## INSTRUCTIONS FOR THE TASK
Copy each line below that contains "icon".

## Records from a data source
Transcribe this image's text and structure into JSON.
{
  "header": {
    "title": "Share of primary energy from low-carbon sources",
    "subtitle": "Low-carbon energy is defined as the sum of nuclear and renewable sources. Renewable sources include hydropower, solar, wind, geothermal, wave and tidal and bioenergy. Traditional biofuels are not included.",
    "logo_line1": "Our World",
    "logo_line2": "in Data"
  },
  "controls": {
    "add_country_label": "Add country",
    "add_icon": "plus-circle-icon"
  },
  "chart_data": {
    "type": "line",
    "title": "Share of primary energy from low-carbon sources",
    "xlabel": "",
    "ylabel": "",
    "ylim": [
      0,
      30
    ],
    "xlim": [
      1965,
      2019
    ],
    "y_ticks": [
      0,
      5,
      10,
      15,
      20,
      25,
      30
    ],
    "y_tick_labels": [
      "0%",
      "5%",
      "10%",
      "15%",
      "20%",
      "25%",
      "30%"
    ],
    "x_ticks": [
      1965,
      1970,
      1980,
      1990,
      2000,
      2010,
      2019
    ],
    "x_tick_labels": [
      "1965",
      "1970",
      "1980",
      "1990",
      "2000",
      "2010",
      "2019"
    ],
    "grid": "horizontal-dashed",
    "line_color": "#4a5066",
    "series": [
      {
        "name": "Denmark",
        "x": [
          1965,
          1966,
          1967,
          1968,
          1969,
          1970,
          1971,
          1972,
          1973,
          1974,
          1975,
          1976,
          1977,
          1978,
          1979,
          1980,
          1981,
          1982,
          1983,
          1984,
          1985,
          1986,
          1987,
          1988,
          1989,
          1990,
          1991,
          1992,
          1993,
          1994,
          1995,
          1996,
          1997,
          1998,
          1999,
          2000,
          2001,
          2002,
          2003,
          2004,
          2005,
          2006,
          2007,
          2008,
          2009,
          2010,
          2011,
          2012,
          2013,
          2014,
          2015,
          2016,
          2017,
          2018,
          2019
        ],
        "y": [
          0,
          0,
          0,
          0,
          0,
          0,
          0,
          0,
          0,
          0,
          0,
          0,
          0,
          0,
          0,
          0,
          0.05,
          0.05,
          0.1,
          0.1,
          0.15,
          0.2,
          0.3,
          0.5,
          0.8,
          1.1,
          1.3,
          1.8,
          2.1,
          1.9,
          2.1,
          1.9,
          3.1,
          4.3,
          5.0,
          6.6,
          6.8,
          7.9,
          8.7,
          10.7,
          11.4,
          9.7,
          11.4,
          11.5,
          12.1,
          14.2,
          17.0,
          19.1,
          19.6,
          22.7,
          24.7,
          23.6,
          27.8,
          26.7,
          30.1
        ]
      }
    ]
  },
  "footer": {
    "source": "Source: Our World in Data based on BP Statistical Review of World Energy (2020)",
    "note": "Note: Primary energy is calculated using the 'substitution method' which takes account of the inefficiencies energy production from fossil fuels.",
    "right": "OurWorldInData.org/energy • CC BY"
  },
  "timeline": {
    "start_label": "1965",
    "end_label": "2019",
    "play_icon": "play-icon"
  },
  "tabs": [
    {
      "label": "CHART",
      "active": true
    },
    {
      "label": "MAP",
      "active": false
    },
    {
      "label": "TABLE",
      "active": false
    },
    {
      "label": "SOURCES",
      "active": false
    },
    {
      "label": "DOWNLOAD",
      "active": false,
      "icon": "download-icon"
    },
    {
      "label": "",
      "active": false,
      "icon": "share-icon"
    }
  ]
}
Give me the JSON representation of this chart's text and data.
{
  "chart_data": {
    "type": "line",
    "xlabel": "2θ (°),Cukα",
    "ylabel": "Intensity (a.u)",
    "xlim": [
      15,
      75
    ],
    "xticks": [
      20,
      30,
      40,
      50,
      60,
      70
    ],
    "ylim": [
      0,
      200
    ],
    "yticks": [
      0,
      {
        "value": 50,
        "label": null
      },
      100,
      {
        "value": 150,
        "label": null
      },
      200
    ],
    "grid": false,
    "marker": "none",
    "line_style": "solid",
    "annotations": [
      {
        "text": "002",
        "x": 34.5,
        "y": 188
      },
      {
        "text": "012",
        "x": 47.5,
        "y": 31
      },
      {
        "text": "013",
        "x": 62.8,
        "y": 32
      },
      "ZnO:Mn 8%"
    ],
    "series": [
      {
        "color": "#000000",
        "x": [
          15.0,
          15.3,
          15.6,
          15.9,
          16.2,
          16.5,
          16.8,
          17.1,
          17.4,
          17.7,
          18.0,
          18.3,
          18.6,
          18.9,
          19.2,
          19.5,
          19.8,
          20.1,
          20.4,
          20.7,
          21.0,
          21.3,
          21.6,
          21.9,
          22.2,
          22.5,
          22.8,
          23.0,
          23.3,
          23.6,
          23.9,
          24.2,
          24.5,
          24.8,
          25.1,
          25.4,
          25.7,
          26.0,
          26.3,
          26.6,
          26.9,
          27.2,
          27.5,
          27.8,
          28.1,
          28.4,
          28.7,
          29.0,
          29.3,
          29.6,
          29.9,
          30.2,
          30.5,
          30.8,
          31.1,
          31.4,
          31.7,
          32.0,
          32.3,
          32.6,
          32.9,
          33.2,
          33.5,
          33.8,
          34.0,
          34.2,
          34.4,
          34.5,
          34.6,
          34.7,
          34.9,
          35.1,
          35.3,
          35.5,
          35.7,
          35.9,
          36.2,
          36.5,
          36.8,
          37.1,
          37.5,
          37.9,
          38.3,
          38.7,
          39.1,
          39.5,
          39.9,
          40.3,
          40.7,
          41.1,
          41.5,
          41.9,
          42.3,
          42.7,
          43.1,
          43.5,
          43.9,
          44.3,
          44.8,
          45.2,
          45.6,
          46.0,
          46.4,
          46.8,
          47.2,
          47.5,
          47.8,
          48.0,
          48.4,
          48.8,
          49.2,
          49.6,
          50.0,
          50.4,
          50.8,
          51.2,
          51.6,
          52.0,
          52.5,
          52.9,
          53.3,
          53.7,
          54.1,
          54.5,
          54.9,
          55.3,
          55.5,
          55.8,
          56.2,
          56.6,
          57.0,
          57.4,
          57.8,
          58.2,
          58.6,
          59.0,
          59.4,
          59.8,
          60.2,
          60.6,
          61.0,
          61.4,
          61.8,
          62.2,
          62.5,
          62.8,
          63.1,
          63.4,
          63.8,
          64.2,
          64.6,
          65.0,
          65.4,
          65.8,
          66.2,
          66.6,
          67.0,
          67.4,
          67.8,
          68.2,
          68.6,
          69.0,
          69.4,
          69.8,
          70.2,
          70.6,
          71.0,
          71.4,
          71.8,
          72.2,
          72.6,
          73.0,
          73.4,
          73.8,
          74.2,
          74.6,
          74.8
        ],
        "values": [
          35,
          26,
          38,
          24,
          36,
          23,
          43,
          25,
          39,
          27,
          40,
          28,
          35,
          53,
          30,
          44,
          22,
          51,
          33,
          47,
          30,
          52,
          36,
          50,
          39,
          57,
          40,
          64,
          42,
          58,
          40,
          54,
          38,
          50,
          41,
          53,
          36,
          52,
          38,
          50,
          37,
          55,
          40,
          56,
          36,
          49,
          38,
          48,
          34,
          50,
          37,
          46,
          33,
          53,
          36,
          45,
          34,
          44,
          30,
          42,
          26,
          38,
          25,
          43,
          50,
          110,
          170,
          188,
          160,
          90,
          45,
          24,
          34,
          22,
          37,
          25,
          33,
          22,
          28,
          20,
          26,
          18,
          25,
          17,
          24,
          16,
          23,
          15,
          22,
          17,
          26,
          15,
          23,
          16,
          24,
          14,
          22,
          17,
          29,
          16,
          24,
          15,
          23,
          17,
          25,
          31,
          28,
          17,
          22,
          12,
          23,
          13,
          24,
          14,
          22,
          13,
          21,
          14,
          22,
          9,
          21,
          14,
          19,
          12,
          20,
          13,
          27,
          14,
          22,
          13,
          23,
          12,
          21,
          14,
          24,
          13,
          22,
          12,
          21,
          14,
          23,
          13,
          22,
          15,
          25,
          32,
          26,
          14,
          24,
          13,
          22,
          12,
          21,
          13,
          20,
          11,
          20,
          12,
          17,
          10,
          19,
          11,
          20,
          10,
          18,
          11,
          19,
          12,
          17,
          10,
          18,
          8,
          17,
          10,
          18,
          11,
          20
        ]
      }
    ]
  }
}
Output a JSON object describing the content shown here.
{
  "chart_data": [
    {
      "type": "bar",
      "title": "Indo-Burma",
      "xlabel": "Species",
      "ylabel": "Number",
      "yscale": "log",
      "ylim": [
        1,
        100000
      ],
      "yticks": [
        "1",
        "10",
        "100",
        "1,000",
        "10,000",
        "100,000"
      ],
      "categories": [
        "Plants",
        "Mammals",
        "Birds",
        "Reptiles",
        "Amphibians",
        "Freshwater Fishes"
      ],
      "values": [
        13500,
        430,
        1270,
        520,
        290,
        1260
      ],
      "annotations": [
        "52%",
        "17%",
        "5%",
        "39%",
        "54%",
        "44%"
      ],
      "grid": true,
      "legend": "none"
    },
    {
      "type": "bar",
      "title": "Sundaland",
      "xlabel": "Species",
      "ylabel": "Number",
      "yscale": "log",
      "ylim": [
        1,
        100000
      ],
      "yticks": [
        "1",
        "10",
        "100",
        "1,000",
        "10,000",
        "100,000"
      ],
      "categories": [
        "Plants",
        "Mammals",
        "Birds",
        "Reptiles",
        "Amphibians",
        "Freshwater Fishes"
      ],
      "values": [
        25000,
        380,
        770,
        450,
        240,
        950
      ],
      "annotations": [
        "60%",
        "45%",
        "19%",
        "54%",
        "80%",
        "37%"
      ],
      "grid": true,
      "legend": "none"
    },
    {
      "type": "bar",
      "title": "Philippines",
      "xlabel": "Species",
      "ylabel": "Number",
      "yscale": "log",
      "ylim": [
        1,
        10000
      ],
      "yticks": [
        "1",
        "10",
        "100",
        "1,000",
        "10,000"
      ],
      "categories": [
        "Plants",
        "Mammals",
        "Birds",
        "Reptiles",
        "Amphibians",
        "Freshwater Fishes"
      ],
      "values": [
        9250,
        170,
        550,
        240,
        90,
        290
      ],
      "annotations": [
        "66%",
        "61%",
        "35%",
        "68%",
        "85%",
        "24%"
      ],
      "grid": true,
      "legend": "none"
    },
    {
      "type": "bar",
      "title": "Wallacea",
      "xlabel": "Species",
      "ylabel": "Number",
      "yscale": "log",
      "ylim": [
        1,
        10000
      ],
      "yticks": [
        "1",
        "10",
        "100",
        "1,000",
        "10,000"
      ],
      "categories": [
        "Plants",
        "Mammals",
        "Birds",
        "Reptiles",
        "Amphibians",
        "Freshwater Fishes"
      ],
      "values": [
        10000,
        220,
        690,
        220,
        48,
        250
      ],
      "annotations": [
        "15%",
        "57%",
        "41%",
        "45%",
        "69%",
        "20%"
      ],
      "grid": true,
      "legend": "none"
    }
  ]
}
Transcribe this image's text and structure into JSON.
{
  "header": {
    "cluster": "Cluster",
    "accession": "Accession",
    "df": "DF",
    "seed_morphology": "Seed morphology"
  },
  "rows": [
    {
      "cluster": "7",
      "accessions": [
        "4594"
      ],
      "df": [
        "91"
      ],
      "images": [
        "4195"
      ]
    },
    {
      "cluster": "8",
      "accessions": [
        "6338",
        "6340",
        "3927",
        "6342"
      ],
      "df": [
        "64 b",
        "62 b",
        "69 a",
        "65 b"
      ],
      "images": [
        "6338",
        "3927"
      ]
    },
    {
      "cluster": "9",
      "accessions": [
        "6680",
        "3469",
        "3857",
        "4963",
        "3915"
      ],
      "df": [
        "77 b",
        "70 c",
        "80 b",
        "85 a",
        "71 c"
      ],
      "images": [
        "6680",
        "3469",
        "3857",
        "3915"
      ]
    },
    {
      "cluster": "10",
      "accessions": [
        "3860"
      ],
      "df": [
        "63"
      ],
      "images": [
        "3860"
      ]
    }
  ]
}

## EXERCISE RESPONSE
    "add_icon": "plus-circle-icon"
    "play_icon": "play-icon"
      "icon": "download-icon"
      "icon": "share-icon"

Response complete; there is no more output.